-- START OF ITEMS --

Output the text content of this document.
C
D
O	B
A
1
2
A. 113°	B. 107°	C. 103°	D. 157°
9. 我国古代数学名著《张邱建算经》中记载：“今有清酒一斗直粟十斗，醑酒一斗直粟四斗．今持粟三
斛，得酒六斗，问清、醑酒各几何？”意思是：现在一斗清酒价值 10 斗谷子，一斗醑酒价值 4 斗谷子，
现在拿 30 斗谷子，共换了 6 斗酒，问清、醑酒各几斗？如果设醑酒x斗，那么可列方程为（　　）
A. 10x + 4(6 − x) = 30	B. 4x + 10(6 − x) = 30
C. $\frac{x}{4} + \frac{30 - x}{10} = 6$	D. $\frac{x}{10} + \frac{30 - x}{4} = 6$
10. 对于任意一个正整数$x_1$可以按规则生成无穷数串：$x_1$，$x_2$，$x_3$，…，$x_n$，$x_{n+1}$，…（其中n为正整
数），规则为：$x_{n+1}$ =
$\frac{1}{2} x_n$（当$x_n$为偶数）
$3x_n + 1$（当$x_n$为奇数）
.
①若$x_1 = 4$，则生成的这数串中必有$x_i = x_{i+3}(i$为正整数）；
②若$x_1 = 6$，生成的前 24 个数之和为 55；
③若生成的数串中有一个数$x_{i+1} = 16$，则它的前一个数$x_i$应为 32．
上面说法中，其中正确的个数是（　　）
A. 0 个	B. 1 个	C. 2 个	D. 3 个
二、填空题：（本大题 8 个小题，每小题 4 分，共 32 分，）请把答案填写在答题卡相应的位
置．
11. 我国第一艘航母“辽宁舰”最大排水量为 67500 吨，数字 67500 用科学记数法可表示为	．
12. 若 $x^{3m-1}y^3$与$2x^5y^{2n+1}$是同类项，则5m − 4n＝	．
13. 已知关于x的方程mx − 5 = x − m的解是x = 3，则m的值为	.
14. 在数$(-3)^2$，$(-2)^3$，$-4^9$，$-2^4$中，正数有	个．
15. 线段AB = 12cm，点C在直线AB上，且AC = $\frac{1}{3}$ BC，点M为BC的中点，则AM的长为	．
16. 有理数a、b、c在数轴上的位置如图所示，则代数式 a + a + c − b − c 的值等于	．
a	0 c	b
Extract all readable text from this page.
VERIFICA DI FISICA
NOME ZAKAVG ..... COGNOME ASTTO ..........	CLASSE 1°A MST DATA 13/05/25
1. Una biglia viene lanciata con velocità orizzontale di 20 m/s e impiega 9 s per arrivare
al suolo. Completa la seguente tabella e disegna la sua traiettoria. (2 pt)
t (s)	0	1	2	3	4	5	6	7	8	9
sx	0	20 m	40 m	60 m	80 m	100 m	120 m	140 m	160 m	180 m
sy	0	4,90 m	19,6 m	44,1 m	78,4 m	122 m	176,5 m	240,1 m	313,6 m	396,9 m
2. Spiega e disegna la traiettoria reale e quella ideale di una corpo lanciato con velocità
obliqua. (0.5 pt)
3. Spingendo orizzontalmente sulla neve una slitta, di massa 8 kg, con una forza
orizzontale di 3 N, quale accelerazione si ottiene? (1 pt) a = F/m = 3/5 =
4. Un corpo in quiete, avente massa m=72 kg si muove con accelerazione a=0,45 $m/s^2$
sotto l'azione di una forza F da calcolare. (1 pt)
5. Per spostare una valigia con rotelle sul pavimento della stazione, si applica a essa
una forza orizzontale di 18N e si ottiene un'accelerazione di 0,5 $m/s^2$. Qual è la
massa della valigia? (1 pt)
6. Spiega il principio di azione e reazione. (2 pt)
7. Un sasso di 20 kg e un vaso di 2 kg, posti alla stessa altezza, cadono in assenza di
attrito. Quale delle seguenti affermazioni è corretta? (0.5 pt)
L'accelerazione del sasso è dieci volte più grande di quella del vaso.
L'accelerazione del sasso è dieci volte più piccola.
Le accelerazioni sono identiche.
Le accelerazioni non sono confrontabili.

-- END OF ITEMS --

▸ WORK TO COMPLETE
Copy all lines from the material that contain "della".

▸ THE OUTPUT
5. Per spostare una valigia con rotelle sul pavimento della stazione, si applica a essa
massa della valigia? (1 pt)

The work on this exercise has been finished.